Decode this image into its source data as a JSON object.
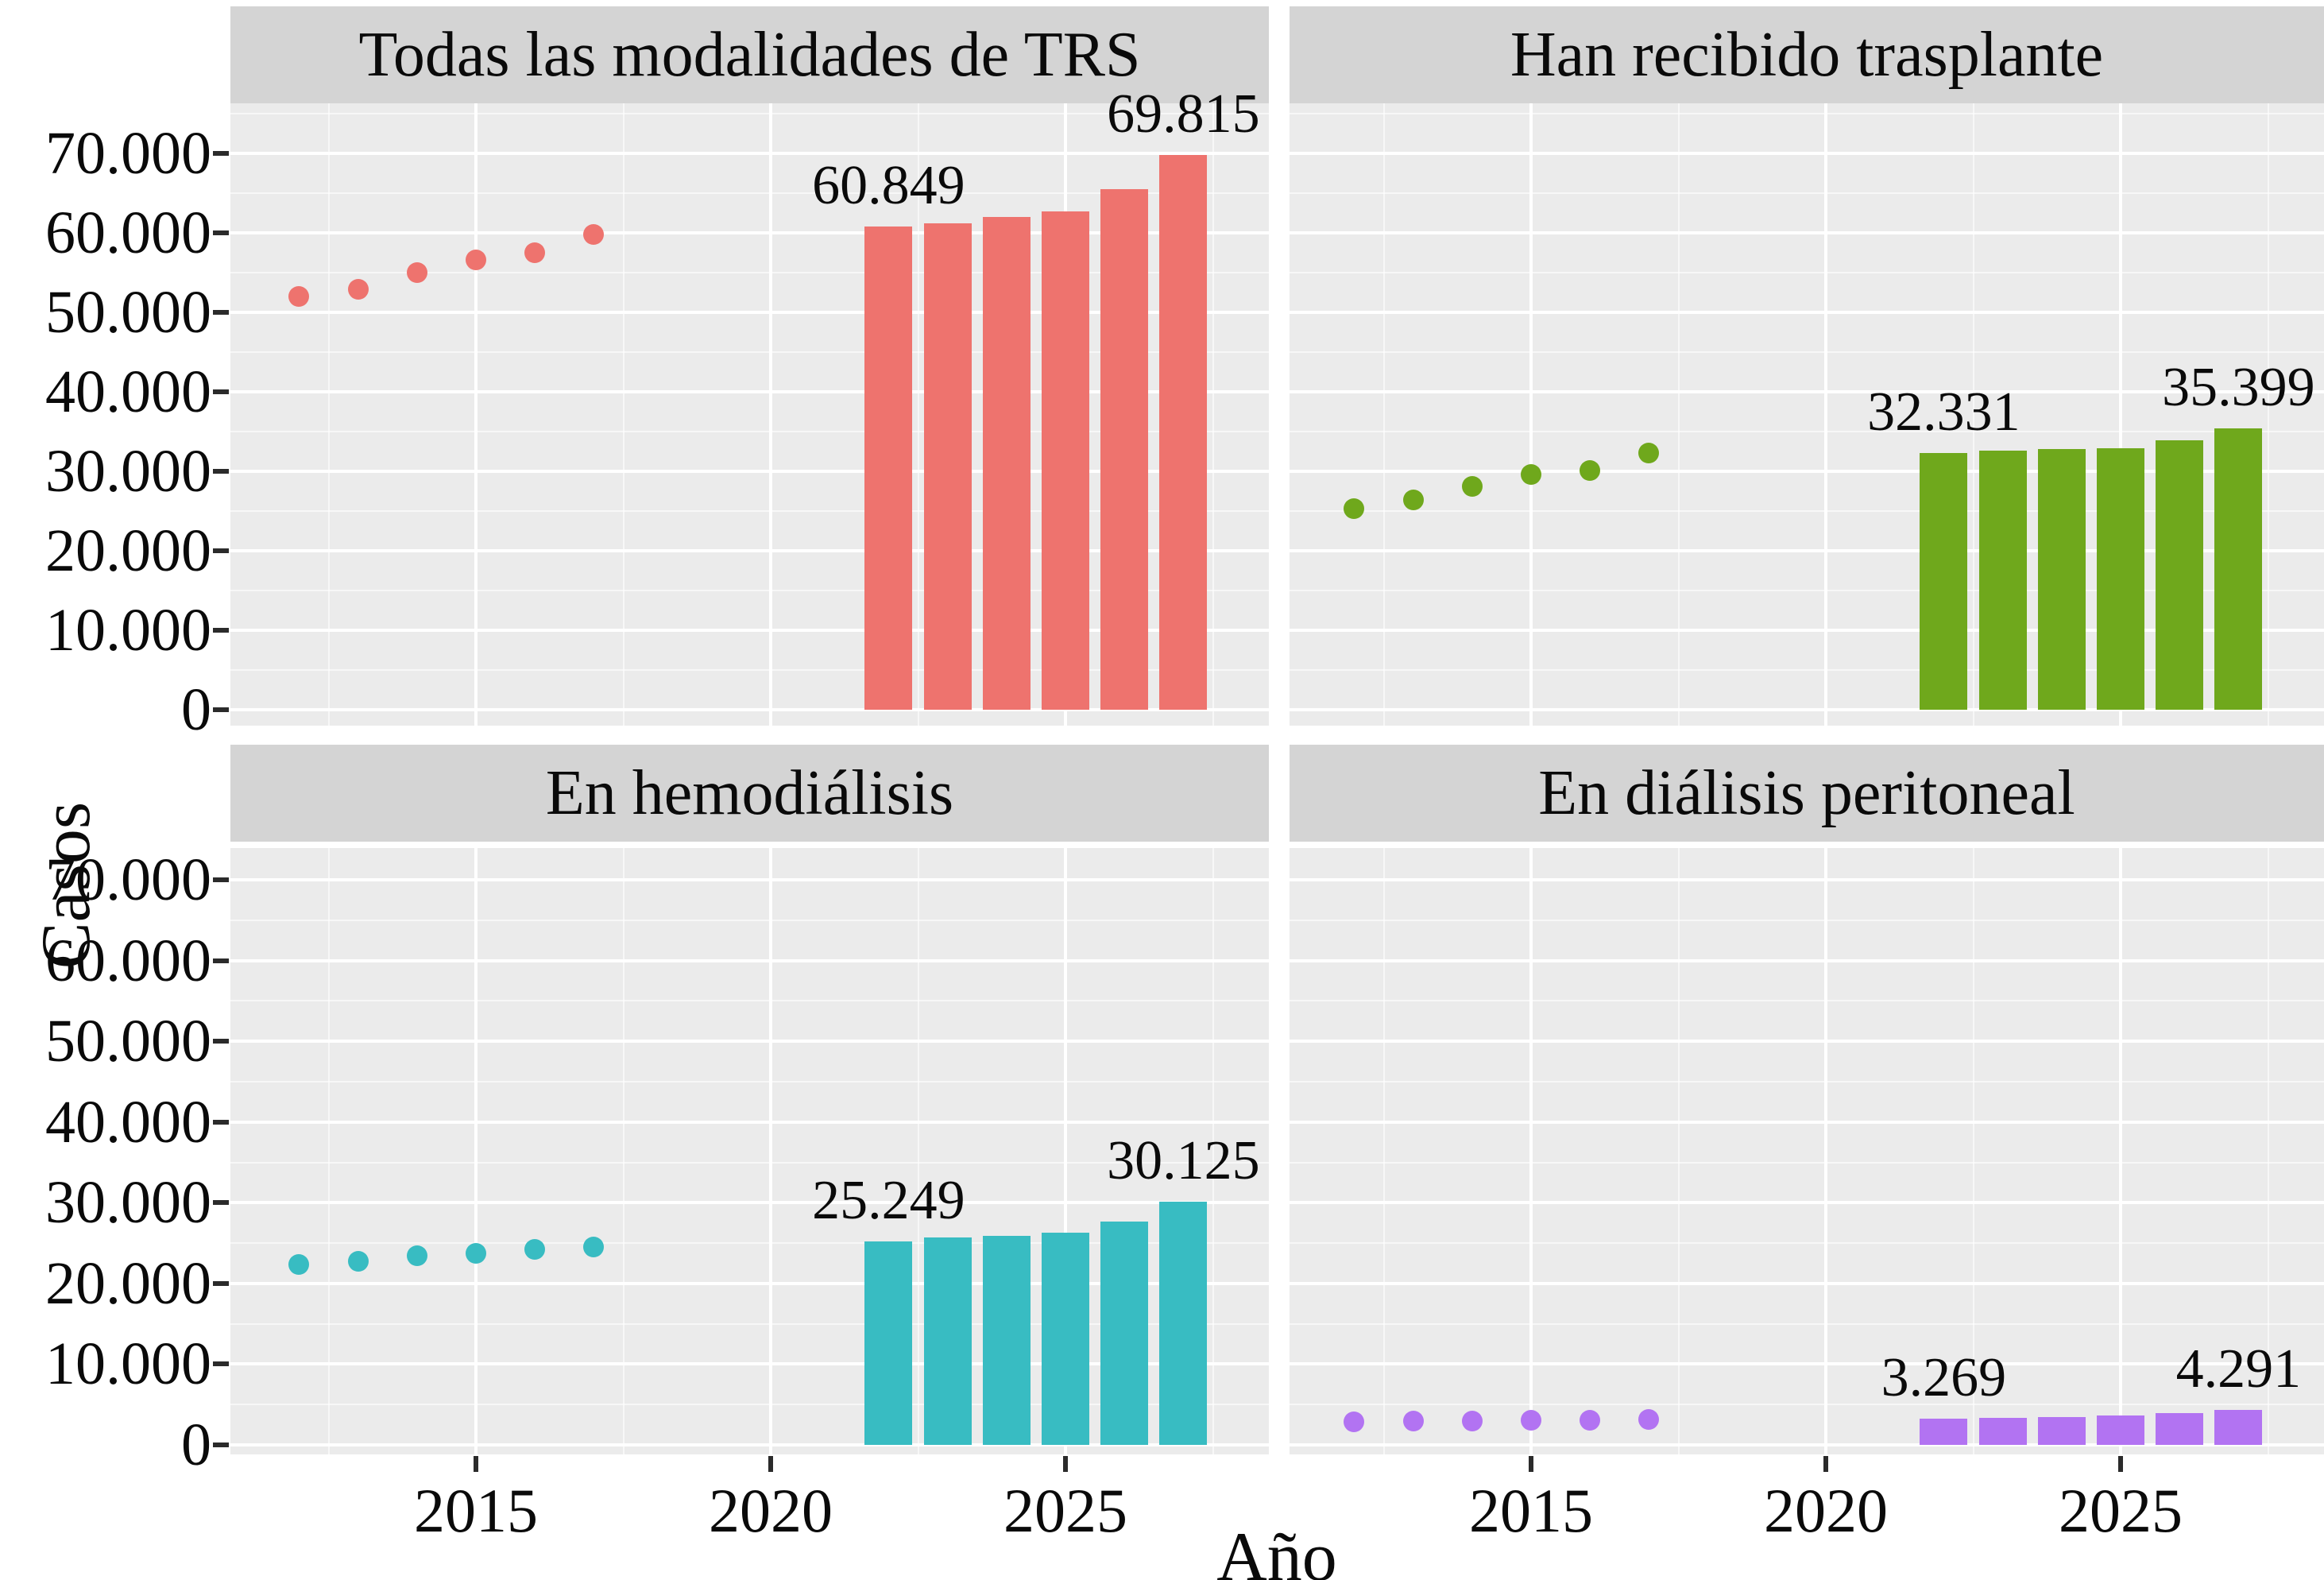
{
  "figure": {
    "y_axis_title": "Casos",
    "x_axis_title": "Año",
    "y_tick_values": [
      0,
      10000,
      20000,
      30000,
      40000,
      50000,
      60000,
      70000
    ],
    "y_tick_labels": [
      "0",
      "10.000",
      "20.000",
      "30.000",
      "40.000",
      "50.000",
      "60.000",
      "70.000"
    ],
    "x_tick_values": [
      2015,
      2020,
      2025
    ],
    "x_tick_labels": [
      "2015",
      "2020",
      "2025"
    ],
    "background_color": "#ebebeb",
    "strip_color": "#d4d4d4",
    "gridline_color": "#ffffff"
  },
  "chart_data": [
    {
      "type": "scatter+bar",
      "title": "Todas las modalidades de TRS",
      "color": "#ee736e",
      "xlabel": "Año",
      "ylabel": "Casos",
      "x_ticks": [
        2015,
        2020,
        2025
      ],
      "y_ticks": [
        0,
        10000,
        20000,
        30000,
        40000,
        50000,
        60000,
        70000
      ],
      "ylim": [
        0,
        77000
      ],
      "xlim": [
        2011,
        2028.5
      ],
      "grid": true,
      "x_observed": [
        2012,
        2013,
        2014,
        2015,
        2016,
        2017
      ],
      "y_observed": [
        52000,
        52900,
        55000,
        56600,
        57500,
        59800
      ],
      "x_projected": [
        2022,
        2023,
        2024,
        2025,
        2026,
        2027
      ],
      "y_projected": [
        60849,
        61200,
        62000,
        62700,
        65500,
        69815
      ],
      "bar_labels": [
        "60.849",
        null,
        null,
        null,
        null,
        "69.815"
      ]
    },
    {
      "type": "scatter+bar",
      "title": "Han recibido trasplante",
      "color": "#6fa81c",
      "xlabel": "Año",
      "ylabel": "Casos",
      "x_ticks": [
        2015,
        2020,
        2025
      ],
      "y_ticks": [
        0,
        10000,
        20000,
        30000,
        40000,
        50000,
        60000,
        70000
      ],
      "ylim": [
        0,
        77000
      ],
      "xlim": [
        2011,
        2028.5
      ],
      "grid": true,
      "x_observed": [
        2012,
        2013,
        2014,
        2015,
        2016,
        2017
      ],
      "y_observed": [
        25300,
        26400,
        28100,
        29600,
        30100,
        32300
      ],
      "x_projected": [
        2022,
        2023,
        2024,
        2025,
        2026,
        2027
      ],
      "y_projected": [
        32331,
        32600,
        32800,
        32950,
        33900,
        35399
      ],
      "bar_labels": [
        "32.331",
        null,
        null,
        null,
        null,
        "35.399"
      ]
    },
    {
      "type": "scatter+bar",
      "title": "En hemodiálisis",
      "color": "#38bcc2",
      "xlabel": "Año",
      "ylabel": "Casos",
      "x_ticks": [
        2015,
        2020,
        2025
      ],
      "y_ticks": [
        0,
        10000,
        20000,
        30000,
        40000,
        50000,
        60000,
        70000
      ],
      "ylim": [
        0,
        77000
      ],
      "xlim": [
        2011,
        2028.5
      ],
      "grid": true,
      "x_observed": [
        2012,
        2013,
        2014,
        2015,
        2016,
        2017
      ],
      "y_observed": [
        22300,
        22700,
        23400,
        23700,
        24200,
        24500
      ],
      "x_projected": [
        2022,
        2023,
        2024,
        2025,
        2026,
        2027
      ],
      "y_projected": [
        25249,
        25650,
        25900,
        26300,
        27700,
        30125
      ],
      "bar_labels": [
        "25.249",
        null,
        null,
        null,
        null,
        "30.125"
      ]
    },
    {
      "type": "scatter+bar",
      "title": "En diálisis peritoneal",
      "color": "#b273f2",
      "xlabel": "Año",
      "ylabel": "Casos",
      "x_ticks": [
        2015,
        2020,
        2025
      ],
      "y_ticks": [
        0,
        10000,
        20000,
        30000,
        40000,
        50000,
        60000,
        70000
      ],
      "ylim": [
        0,
        77000
      ],
      "xlim": [
        2011,
        2028.5
      ],
      "grid": true,
      "x_observed": [
        2012,
        2013,
        2014,
        2015,
        2016,
        2017
      ],
      "y_observed": [
        2900,
        2950,
        3000,
        3050,
        3100,
        3150
      ],
      "x_projected": [
        2022,
        2023,
        2024,
        2025,
        2026,
        2027
      ],
      "y_projected": [
        3269,
        3350,
        3450,
        3600,
        3900,
        4291
      ],
      "bar_labels": [
        "3.269",
        null,
        null,
        null,
        null,
        "4.291"
      ]
    }
  ]
}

----

§ **The problem**: Any pictures should be dropped; transcribe the rest of the records above exactly.

§ **Output for this exercise**:
Decode this image into its source data as a JSON object.
{
  "figure": {
    "y_axis_title": "Casos",
    "x_axis_title": "Año",
    "y_tick_values": [
      0,
      10000,
      20000,
      30000,
      40000,
      50000,
      60000,
      70000
    ],
    "y_tick_labels": [
      "0",
      "10.000",
      "20.000",
      "30.000",
      "40.000",
      "50.000",
      "60.000",
      "70.000"
    ],
    "x_tick_values": [
      2015,
      2020,
      2025
    ],
    "x_tick_labels": [
      "2015",
      "2020",
      "2025"
    ],
    "background_color": "#ebebeb",
    "strip_color": "#d4d4d4",
    "gridline_color": "#ffffff"
  },
  "chart_data": [
    {
      "type": "scatter+bar",
      "title": "Todas las modalidades de TRS",
      "color": "#ee736e",
      "xlabel": "Año",
      "ylabel": "Casos",
      "x_ticks": [
        2015,
        2020,
        2025
      ],
      "y_ticks": [
        0,
        10000,
        20000,
        30000,
        40000,
        50000,
        60000,
        70000
      ],
      "ylim": [
        0,
        77000
      ],
      "xlim": [
        2011,
        2028.5
      ],
      "grid": true,
      "x_observed": [
        2012,
        2013,
        2014,
        2015,
        2016,
        2017
      ],
      "y_observed": [
        52000,
        52900,
        55000,
        56600,
        57500,
        59800
      ],
      "x_projected": [
        2022,
        2023,
        2024,
        2025,
        2026,
        2027
      ],
      "y_projected": [
        60849,
        61200,
        62000,
        62700,
        65500,
        69815
      ],
      "bar_labels": [
        "60.849",
        null,
        null,
        null,
        null,
        "69.815"
      ]
    },
    {
      "type": "scatter+bar",
      "title": "Han recibido trasplante",
      "color": "#6fa81c",
      "xlabel": "Año",
      "ylabel": "Casos",
      "x_ticks": [
        2015,
        2020,
        2025
      ],
      "y_ticks": [
        0,
        10000,
        20000,
        30000,
        40000,
        50000,
        60000,
        70000
      ],
      "ylim": [
        0,
        77000
      ],
      "xlim": [
        2011,
        2028.5
      ],
      "grid": true,
      "x_observed": [
        2012,
        2013,
        2014,
        2015,
        2016,
        2017
      ],
      "y_observed": [
        25300,
        26400,
        28100,
        29600,
        30100,
        32300
      ],
      "x_projected": [
        2022,
        2023,
        2024,
        2025,
        2026,
        2027
      ],
      "y_projected": [
        32331,
        32600,
        32800,
        32950,
        33900,
        35399
      ],
      "bar_labels": [
        "32.331",
        null,
        null,
        null,
        null,
        "35.399"
      ]
    },
    {
      "type": "scatter+bar",
      "title": "En hemodiálisis",
      "color": "#38bcc2",
      "xlabel": "Año",
      "ylabel": "Casos",
      "x_ticks": [
        2015,
        2020,
        2025
      ],
      "y_ticks": [
        0,
        10000,
        20000,
        30000,
        40000,
        50000,
        60000,
        70000
      ],
      "ylim": [
        0,
        77000
      ],
      "xlim": [
        2011,
        2028.5
      ],
      "grid": true,
      "x_observed": [
        2012,
        2013,
        2014,
        2015,
        2016,
        2017
      ],
      "y_observed": [
        22300,
        22700,
        23400,
        23700,
        24200,
        24500
      ],
      "x_projected": [
        2022,
        2023,
        2024,
        2025,
        2026,
        2027
      ],
      "y_projected": [
        25249,
        25650,
        25900,
        26300,
        27700,
        30125
      ],
      "bar_labels": [
        "25.249",
        null,
        null,
        null,
        null,
        "30.125"
      ]
    },
    {
      "type": "scatter+bar",
      "title": "En diálisis peritoneal",
      "color": "#b273f2",
      "xlabel": "Año",
      "ylabel": "Casos",
      "x_ticks": [
        2015,
        2020,
        2025
      ],
      "y_ticks": [
        0,
        10000,
        20000,
        30000,
        40000,
        50000,
        60000,
        70000
      ],
      "ylim": [
        0,
        77000
      ],
      "xlim": [
        2011,
        2028.5
      ],
      "grid": true,
      "x_observed": [
        2012,
        2013,
        2014,
        2015,
        2016,
        2017
      ],
      "y_observed": [
        2900,
        2950,
        3000,
        3050,
        3100,
        3150
      ],
      "x_projected": [
        2022,
        2023,
        2024,
        2025,
        2026,
        2027
      ],
      "y_projected": [
        3269,
        3350,
        3450,
        3600,
        3900,
        4291
      ],
      "bar_labels": [
        "3.269",
        null,
        null,
        null,
        null,
        "4.291"
      ]
    }
  ]
}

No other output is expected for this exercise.